- [TASK DIRECTIONS]:
For every line in the data below that contains "JSON", copy the line.

______

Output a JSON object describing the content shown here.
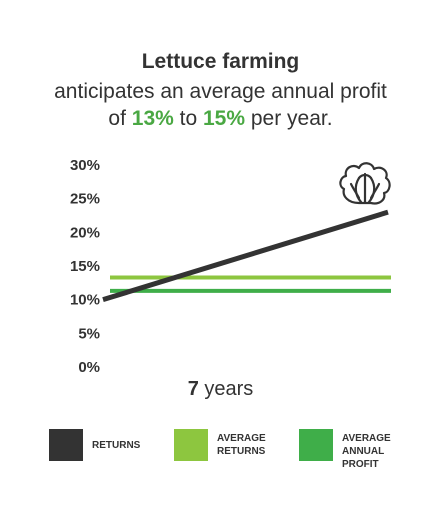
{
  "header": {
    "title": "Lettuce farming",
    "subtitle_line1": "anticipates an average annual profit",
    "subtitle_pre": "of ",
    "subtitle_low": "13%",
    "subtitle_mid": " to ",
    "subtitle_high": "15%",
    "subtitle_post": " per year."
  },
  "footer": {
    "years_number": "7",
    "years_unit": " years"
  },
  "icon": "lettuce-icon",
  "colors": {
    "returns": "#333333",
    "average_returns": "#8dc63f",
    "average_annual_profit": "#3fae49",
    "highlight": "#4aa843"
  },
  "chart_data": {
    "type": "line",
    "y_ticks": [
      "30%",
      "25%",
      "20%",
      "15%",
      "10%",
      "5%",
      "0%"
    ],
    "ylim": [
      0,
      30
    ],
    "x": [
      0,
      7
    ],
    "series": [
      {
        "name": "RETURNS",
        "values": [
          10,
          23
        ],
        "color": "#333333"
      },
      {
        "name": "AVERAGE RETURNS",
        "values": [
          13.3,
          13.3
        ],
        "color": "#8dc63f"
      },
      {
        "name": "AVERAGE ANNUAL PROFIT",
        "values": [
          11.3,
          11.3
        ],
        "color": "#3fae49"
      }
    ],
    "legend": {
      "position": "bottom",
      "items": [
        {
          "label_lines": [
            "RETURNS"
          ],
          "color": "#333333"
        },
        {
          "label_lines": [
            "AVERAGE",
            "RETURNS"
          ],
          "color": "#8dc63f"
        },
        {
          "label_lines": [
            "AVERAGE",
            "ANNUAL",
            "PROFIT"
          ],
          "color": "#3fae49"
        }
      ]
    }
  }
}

______

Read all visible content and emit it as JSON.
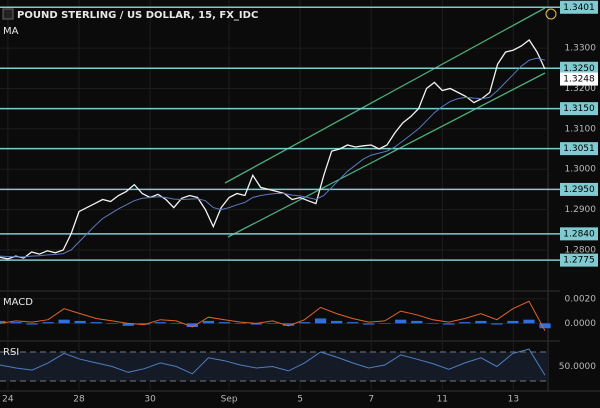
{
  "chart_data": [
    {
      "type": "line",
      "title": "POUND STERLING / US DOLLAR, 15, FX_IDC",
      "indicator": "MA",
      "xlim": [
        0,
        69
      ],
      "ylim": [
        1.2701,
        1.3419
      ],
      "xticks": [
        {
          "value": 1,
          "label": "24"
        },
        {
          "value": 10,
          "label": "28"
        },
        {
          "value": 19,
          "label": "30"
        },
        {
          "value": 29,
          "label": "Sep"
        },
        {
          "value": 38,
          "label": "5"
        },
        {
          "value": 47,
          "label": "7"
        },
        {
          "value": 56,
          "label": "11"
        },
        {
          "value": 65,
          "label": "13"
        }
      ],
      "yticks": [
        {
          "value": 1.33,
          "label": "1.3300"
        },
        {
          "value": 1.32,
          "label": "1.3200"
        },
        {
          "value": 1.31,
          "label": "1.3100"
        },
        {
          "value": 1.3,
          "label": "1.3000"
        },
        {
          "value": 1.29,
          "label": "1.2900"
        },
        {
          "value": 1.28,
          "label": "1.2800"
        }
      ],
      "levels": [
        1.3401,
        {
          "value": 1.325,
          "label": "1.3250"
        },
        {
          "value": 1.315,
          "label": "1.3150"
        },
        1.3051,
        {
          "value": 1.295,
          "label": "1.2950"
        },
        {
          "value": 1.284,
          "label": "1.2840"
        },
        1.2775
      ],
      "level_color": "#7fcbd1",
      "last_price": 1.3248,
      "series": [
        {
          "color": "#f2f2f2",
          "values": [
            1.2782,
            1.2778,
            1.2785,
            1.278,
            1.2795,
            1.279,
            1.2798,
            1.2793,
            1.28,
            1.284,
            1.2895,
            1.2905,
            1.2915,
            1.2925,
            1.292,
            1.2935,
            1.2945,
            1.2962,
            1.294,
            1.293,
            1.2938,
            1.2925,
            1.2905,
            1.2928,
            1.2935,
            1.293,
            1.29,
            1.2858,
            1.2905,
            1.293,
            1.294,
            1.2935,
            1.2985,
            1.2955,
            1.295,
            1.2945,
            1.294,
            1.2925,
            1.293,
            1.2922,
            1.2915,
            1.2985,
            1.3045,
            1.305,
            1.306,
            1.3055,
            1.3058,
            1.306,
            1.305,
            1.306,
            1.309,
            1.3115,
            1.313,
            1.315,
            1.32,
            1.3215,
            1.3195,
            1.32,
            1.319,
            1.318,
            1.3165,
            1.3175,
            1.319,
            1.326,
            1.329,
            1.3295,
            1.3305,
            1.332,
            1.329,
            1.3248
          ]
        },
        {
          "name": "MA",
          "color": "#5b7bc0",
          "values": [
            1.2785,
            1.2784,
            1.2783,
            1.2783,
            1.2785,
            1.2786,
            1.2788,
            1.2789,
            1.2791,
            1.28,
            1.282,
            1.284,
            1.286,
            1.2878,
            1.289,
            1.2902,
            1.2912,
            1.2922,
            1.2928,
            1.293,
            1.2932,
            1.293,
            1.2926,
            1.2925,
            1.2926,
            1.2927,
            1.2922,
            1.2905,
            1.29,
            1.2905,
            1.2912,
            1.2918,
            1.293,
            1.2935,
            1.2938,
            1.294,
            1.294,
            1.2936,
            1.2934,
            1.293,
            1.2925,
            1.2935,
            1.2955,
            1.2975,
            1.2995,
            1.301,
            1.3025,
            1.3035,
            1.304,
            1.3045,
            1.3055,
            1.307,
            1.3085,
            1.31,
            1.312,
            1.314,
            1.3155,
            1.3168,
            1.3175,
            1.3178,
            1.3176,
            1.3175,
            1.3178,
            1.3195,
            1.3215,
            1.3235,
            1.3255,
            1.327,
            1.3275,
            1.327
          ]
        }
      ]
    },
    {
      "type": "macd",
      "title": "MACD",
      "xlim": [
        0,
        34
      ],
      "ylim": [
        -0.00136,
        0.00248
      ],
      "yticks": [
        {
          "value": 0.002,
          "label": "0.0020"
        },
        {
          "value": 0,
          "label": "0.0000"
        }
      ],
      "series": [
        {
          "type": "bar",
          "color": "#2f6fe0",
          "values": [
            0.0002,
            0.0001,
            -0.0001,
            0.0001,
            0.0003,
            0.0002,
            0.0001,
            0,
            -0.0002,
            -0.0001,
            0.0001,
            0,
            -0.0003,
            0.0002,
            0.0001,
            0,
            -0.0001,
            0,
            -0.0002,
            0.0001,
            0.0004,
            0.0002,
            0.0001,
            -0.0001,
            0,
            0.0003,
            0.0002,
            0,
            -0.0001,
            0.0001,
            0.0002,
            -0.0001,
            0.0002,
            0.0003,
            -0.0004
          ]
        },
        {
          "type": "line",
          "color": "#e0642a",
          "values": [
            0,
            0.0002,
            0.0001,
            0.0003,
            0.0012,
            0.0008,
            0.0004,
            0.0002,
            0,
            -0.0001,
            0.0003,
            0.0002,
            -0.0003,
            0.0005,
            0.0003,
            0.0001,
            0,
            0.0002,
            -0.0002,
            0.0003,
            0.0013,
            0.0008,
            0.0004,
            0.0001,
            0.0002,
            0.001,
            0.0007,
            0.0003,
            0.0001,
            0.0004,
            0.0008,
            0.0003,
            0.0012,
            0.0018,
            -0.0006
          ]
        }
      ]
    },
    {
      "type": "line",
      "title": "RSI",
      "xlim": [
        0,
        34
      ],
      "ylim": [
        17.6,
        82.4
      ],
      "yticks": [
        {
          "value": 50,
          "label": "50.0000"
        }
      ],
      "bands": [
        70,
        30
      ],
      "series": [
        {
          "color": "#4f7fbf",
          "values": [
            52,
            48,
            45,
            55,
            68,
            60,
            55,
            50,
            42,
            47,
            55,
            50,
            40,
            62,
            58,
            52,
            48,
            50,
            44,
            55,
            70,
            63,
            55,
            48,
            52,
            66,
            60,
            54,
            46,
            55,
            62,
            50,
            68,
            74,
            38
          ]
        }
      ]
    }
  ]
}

______

- [ANSWER TO THE PROBLEM]:
Output a JSON object describing the content shown here.
Read all visible content and emit it as JSON.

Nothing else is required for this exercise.